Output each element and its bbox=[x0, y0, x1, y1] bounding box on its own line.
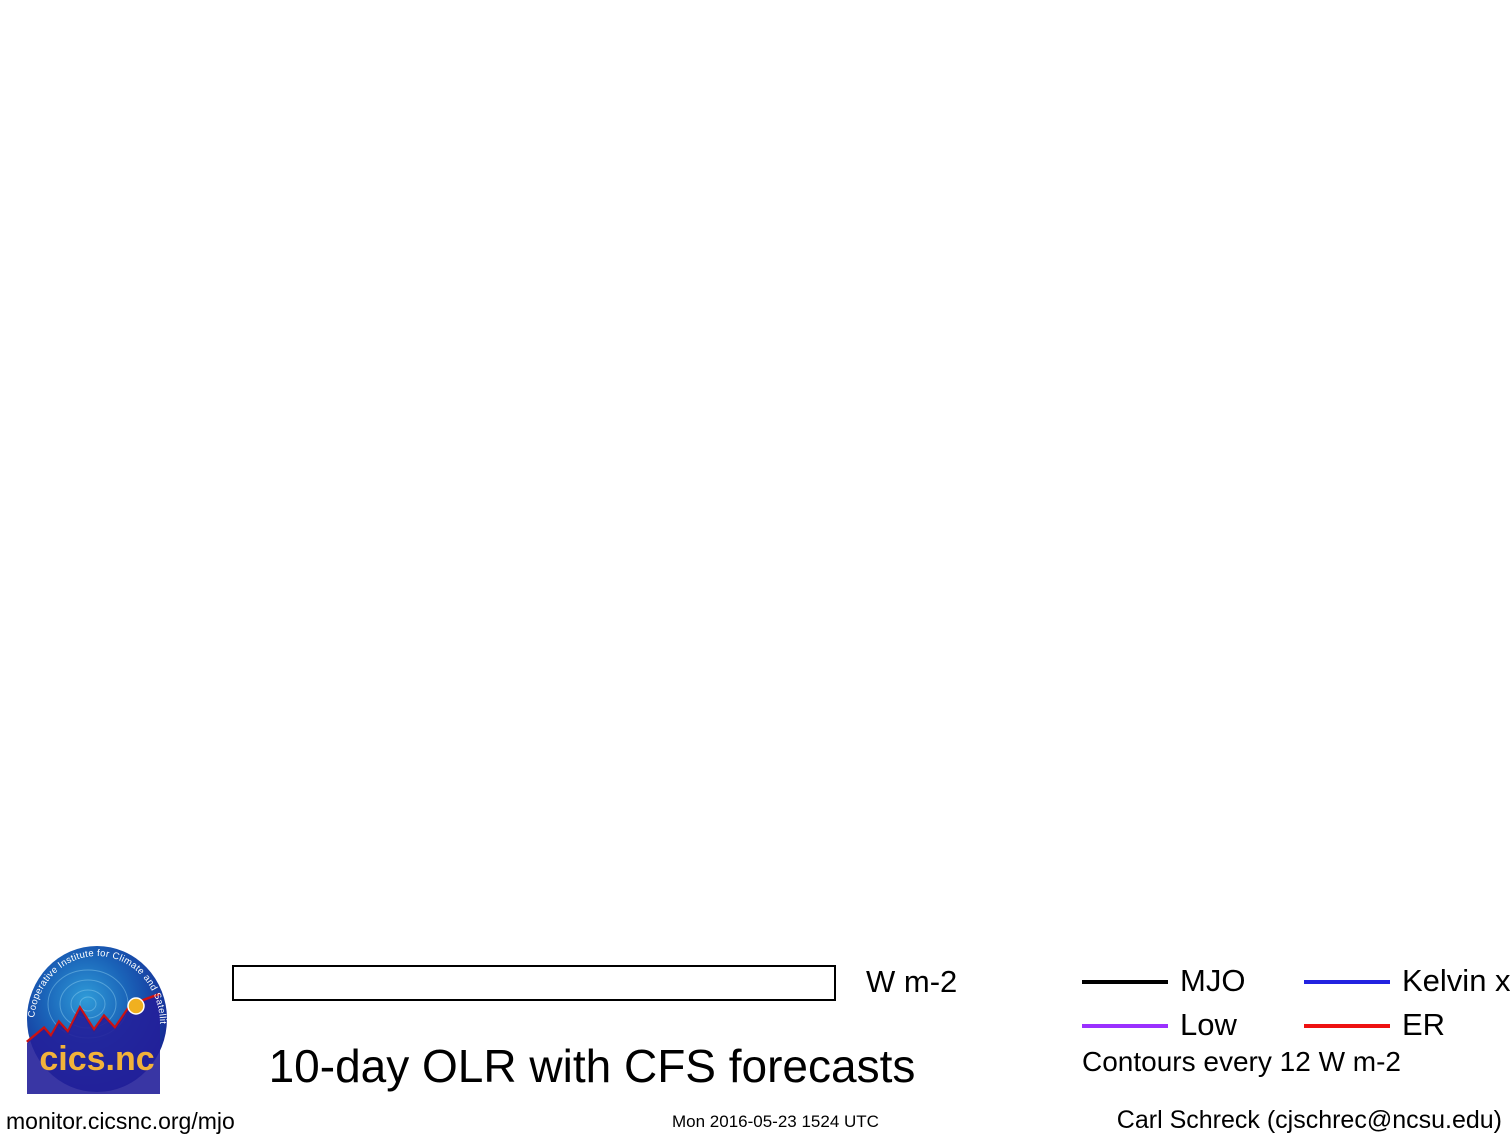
legend-swatch-mjo bbox=[1082, 980, 1168, 984]
colorbar-tick-labels bbox=[232, 1001, 836, 1035]
legend-swatch-low bbox=[1082, 1024, 1168, 1028]
contour-legend: MJO Kelvin x2 Low ER bbox=[1082, 964, 1502, 1044]
colorbar-units-label: W m-2 bbox=[866, 965, 957, 999]
legend-swatch-kelvin bbox=[1304, 980, 1390, 984]
legend-label-mjo: MJO bbox=[1180, 964, 1245, 998]
legend-label-er: ER bbox=[1402, 1008, 1445, 1042]
footer-url[interactable]: monitor.cicsnc.org/mjo bbox=[6, 1108, 235, 1134]
cics-nc-logo: Cooperative Institute for Climate and Sa… bbox=[18, 944, 176, 1094]
logo-wordmark: cics.nc bbox=[39, 1040, 154, 1078]
legend-label-kelvin: Kelvin x2 bbox=[1402, 964, 1510, 998]
page-title: 10-day OLR with CFS forecasts bbox=[232, 1041, 952, 1091]
colorbar bbox=[232, 965, 836, 1001]
footer-timestamp: Mon 2016-05-23 1524 UTC bbox=[672, 1112, 879, 1132]
footer-author: Carl Schreck (cjschrec@ncsu.edu) bbox=[1117, 1106, 1502, 1134]
legend-label-low: Low bbox=[1180, 1008, 1237, 1042]
contour-interval-note: Contours every 12 W m-2 bbox=[1082, 1046, 1401, 1078]
legend-swatch-er bbox=[1304, 1024, 1390, 1028]
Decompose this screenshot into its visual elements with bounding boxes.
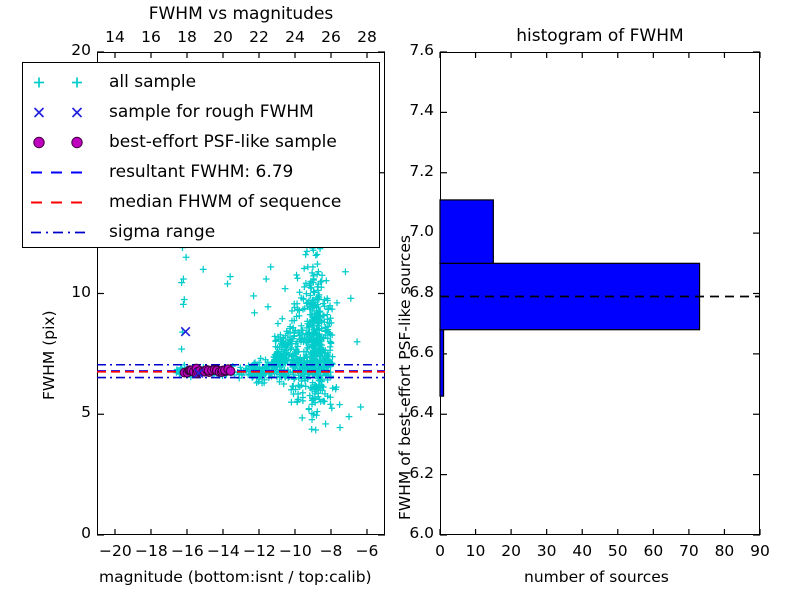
left-xtick-bottom-0: −20 <box>99 542 131 560</box>
right-xtick-8: 80 <box>708 542 740 560</box>
right-ytick-3: 6.6 <box>390 343 434 361</box>
legend-label-2: best-effort PSF-like sample <box>109 127 337 158</box>
right-ytick-5: 7.0 <box>390 222 434 240</box>
right-xtick-3: 30 <box>531 542 563 560</box>
legend-item-5[interactable]: sigma range <box>23 217 379 248</box>
left-xtick-top-0: 14 <box>99 28 131 46</box>
right-ytick-2: 6.4 <box>390 403 434 421</box>
left-xtick-top-3: 20 <box>207 28 239 46</box>
legend-item-1[interactable]: sample for rough FWHM <box>23 97 379 128</box>
left-xtick-top-7: 28 <box>351 28 383 46</box>
right-xtick-9: 90 <box>744 542 776 560</box>
left-xtick-top-1: 16 <box>135 28 167 46</box>
left-xtick-top-2: 18 <box>171 28 203 46</box>
left-xtick-bottom-5: −10 <box>279 542 311 560</box>
left-xtick-bottom-6: −8 <box>315 542 347 560</box>
legend-box: all samplesample for rough FWHMbest-effo… <box>22 62 380 248</box>
right-xtick-4: 40 <box>566 542 598 560</box>
right-ytick-6: 7.2 <box>390 162 434 180</box>
right-xtick-7: 70 <box>673 542 705 560</box>
right-ytick-4: 6.8 <box>390 283 434 301</box>
left-xtick-bottom-4: −12 <box>243 542 275 560</box>
right-xtick-5: 50 <box>602 542 634 560</box>
legend-label-5: sigma range <box>109 217 215 248</box>
right-xtick-2: 20 <box>495 542 527 560</box>
left-ytick-0: 0 <box>53 524 91 542</box>
right-xtick-1: 10 <box>460 542 492 560</box>
legend-label-1: sample for rough FWHM <box>109 97 314 128</box>
left-ytick-1: 5 <box>53 403 91 421</box>
left-xtick-bottom-3: −14 <box>207 542 239 560</box>
right-x-axis-label: number of sources <box>524 568 669 586</box>
legend-label-4: median FHWM of sequence <box>109 187 341 218</box>
legend-item-4[interactable]: median FHWM of sequence <box>23 187 379 218</box>
left-xtick-top-4: 22 <box>243 28 275 46</box>
legend-label-3: resultant FWHM: 6.79 <box>109 157 293 188</box>
histogram-bars <box>440 200 700 396</box>
right-xtick-0: 0 <box>424 542 456 560</box>
legend-item-2[interactable]: best-effort PSF-like sample <box>23 127 379 158</box>
right-ytick-8: 7.6 <box>390 41 434 59</box>
left-xtick-bottom-7: −6 <box>351 542 383 560</box>
legend-label-0: all sample <box>109 67 196 98</box>
left-xtick-bottom-1: −18 <box>135 542 167 560</box>
legend-item-3[interactable]: resultant FWHM: 6.79 <box>23 157 379 188</box>
right-xtick-6: 60 <box>637 542 669 560</box>
figure-canvas: FWHM vs magnitudes FWHM (pix) magnitude … <box>0 0 800 600</box>
left-xtick-bottom-2: −16 <box>171 542 203 560</box>
right-ytick-1: 6.2 <box>390 464 434 482</box>
left-xtick-top-5: 24 <box>279 28 311 46</box>
legend-item-0[interactable]: all sample <box>23 67 379 98</box>
right-ytick-0: 6.0 <box>390 524 434 542</box>
right-ytick-7: 7.4 <box>390 101 434 119</box>
left-xtick-top-6: 26 <box>315 28 347 46</box>
left-ytick-3: 20 <box>53 41 91 59</box>
left-ytick-2: 10 <box>53 283 91 301</box>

.....

JOB :: Please retype all of the lines above exactly as they are, leaving the pictures out of your answer.

SOLUTION FOR THIS EXERCISE ::
Output each element and its bbox=[x0, y0, x1, y1] bounding box on its own line.
legend-swatch-mjo bbox=[1082, 980, 1168, 984]
colorbar-tick-labels bbox=[232, 1001, 836, 1035]
legend-swatch-low bbox=[1082, 1024, 1168, 1028]
contour-legend: MJO Kelvin x2 Low ER bbox=[1082, 964, 1502, 1044]
colorbar-units-label: W m-2 bbox=[866, 965, 957, 999]
legend-swatch-kelvin bbox=[1304, 980, 1390, 984]
legend-label-mjo: MJO bbox=[1180, 964, 1245, 998]
legend-label-er: ER bbox=[1402, 1008, 1445, 1042]
footer-url[interactable]: monitor.cicsnc.org/mjo bbox=[6, 1108, 235, 1134]
cics-nc-logo: Cooperative Institute for Climate and Sa… bbox=[18, 944, 176, 1094]
logo-wordmark: cics.nc bbox=[39, 1040, 154, 1078]
legend-label-kelvin: Kelvin x2 bbox=[1402, 964, 1510, 998]
page-title: 10-day OLR with CFS forecasts bbox=[232, 1041, 952, 1091]
colorbar bbox=[232, 965, 836, 1001]
footer-timestamp: Mon 2016-05-23 1524 UTC bbox=[672, 1112, 879, 1132]
footer-author: Carl Schreck (cjschrec@ncsu.edu) bbox=[1117, 1106, 1502, 1134]
legend-label-low: Low bbox=[1180, 1008, 1237, 1042]
contour-interval-note: Contours every 12 W m-2 bbox=[1082, 1046, 1401, 1078]
legend-swatch-er bbox=[1304, 1024, 1390, 1028]
Decompose this screenshot into its visual elements with bounding boxes.
left-xtick-bottom-0: −20 <box>99 542 131 560</box>
right-xtick-8: 80 <box>708 542 740 560</box>
right-ytick-3: 6.6 <box>390 343 434 361</box>
legend-label-2: best-effort PSF-like sample <box>109 127 337 158</box>
right-ytick-5: 7.0 <box>390 222 434 240</box>
right-xtick-3: 30 <box>531 542 563 560</box>
legend-item-5[interactable]: sigma range <box>23 217 379 248</box>
left-xtick-top-0: 14 <box>99 28 131 46</box>
right-ytick-2: 6.4 <box>390 403 434 421</box>
left-xtick-top-3: 20 <box>207 28 239 46</box>
legend-item-1[interactable]: sample for rough FWHM <box>23 97 379 128</box>
left-xtick-top-7: 28 <box>351 28 383 46</box>
right-xtick-9: 90 <box>744 542 776 560</box>
left-xtick-top-1: 16 <box>135 28 167 46</box>
left-xtick-top-2: 18 <box>171 28 203 46</box>
left-xtick-bottom-5: −10 <box>279 542 311 560</box>
left-xtick-bottom-6: −8 <box>315 542 347 560</box>
legend-box: all samplesample for rough FWHMbest-effo… <box>22 62 380 248</box>
right-xtick-4: 40 <box>566 542 598 560</box>
right-ytick-6: 7.2 <box>390 162 434 180</box>
right-xtick-7: 70 <box>673 542 705 560</box>
right-ytick-4: 6.8 <box>390 283 434 301</box>
left-xtick-bottom-4: −12 <box>243 542 275 560</box>
right-xtick-5: 50 <box>602 542 634 560</box>
legend-label-5: sigma range <box>109 217 215 248</box>
right-xtick-2: 20 <box>495 542 527 560</box>
left-ytick-0: 0 <box>53 524 91 542</box>
right-xtick-1: 10 <box>460 542 492 560</box>
legend-label-1: sample for rough FWHM <box>109 97 314 128</box>
left-ytick-1: 5 <box>53 403 91 421</box>
left-xtick-bottom-3: −14 <box>207 542 239 560</box>
right-x-axis-label: number of sources <box>524 568 669 586</box>
legend-label-4: median FHWM of sequence <box>109 187 341 218</box>
legend-item-4[interactable]: median FHWM of sequence <box>23 187 379 218</box>
left-xtick-top-4: 22 <box>243 28 275 46</box>
legend-label-3: resultant FWHM: 6.79 <box>109 157 293 188</box>
histogram-bars <box>440 200 700 396</box>
right-xtick-0: 0 <box>424 542 456 560</box>
legend-item-2[interactable]: best-effort PSF-like sample <box>23 127 379 158</box>
right-ytick-8: 7.6 <box>390 41 434 59</box>
left-xtick-bottom-7: −6 <box>351 542 383 560</box>
legend-label-0: all sample <box>109 67 196 98</box>
left-xtick-bottom-1: −18 <box>135 542 167 560</box>
legend-item-3[interactable]: resultant FWHM: 6.79 <box>23 157 379 188</box>
right-xtick-6: 60 <box>637 542 669 560</box>
figure-canvas: FWHM vs magnitudes FWHM (pix) magnitude … <box>0 0 800 600</box>
left-xtick-bottom-2: −16 <box>171 542 203 560</box>
right-ytick-1: 6.2 <box>390 464 434 482</box>
left-xtick-top-5: 24 <box>279 28 311 46</box>
legend-item-0[interactable]: all sample <box>23 67 379 98</box>
right-ytick-0: 6.0 <box>390 524 434 542</box>
right-ytick-7: 7.4 <box>390 101 434 119</box>
left-xtick-top-6: 26 <box>315 28 347 46</box>
left-ytick-3: 20 <box>53 41 91 59</box>
left-ytick-2: 10 <box>53 283 91 301</box>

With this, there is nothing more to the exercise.